## Problem statement
Pictures do not belong in the copy. Return all of the entries exactly.

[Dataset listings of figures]
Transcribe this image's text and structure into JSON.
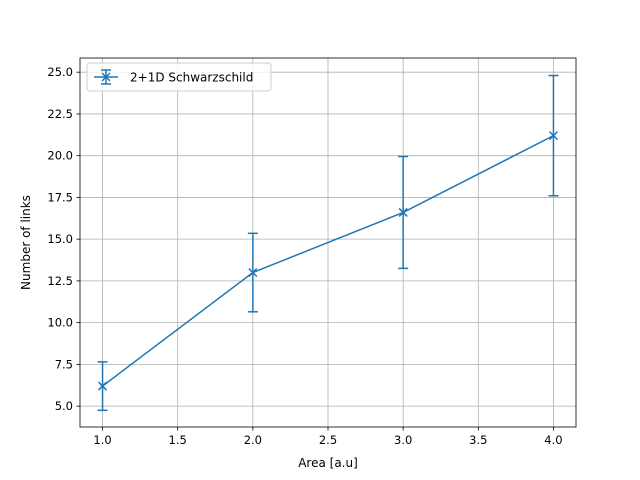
{
  "chart_data": {
    "type": "line",
    "title": "",
    "xlabel": "Area [a.u]",
    "ylabel": "Number of links",
    "xlim": [
      0.85,
      4.15
    ],
    "ylim": [
      3.75,
      25.85
    ],
    "xticks": [
      1.0,
      1.5,
      2.0,
      2.5,
      3.0,
      3.5,
      4.0
    ],
    "xtick_labels": [
      "1.0",
      "1.5",
      "2.0",
      "2.5",
      "3.0",
      "3.5",
      "4.0"
    ],
    "yticks": [
      5.0,
      7.5,
      10.0,
      12.5,
      15.0,
      17.5,
      20.0,
      22.5,
      25.0
    ],
    "ytick_labels": [
      "5.0",
      "7.5",
      "10.0",
      "12.5",
      "15.0",
      "17.5",
      "20.0",
      "22.5",
      "25.0"
    ],
    "grid": true,
    "legend_position": "top-left",
    "series": [
      {
        "name": "2+1D Schwarzschild",
        "color": "#1f77b4",
        "marker": "x",
        "x": [
          1,
          2,
          3,
          4
        ],
        "y": [
          6.2,
          13.0,
          16.6,
          21.2
        ],
        "yerr": [
          1.45,
          2.35,
          3.35,
          3.6
        ]
      }
    ]
  }
}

## Response
Transcribe this image's text and structure into JSON.
{
  "chart_data": {
    "type": "line",
    "title": "",
    "xlabel": "Area [a.u]",
    "ylabel": "Number of links",
    "xlim": [
      0.85,
      4.15
    ],
    "ylim": [
      3.75,
      25.85
    ],
    "xticks": [
      1.0,
      1.5,
      2.0,
      2.5,
      3.0,
      3.5,
      4.0
    ],
    "xtick_labels": [
      "1.0",
      "1.5",
      "2.0",
      "2.5",
      "3.0",
      "3.5",
      "4.0"
    ],
    "yticks": [
      5.0,
      7.5,
      10.0,
      12.5,
      15.0,
      17.5,
      20.0,
      22.5,
      25.0
    ],
    "ytick_labels": [
      "5.0",
      "7.5",
      "10.0",
      "12.5",
      "15.0",
      "17.5",
      "20.0",
      "22.5",
      "25.0"
    ],
    "grid": true,
    "legend_position": "top-left",
    "series": [
      {
        "name": "2+1D Schwarzschild",
        "color": "#1f77b4",
        "marker": "x",
        "x": [
          1,
          2,
          3,
          4
        ],
        "y": [
          6.2,
          13.0,
          16.6,
          21.2
        ],
        "yerr": [
          1.45,
          2.35,
          3.35,
          3.6
        ]
      }
    ]
  }
}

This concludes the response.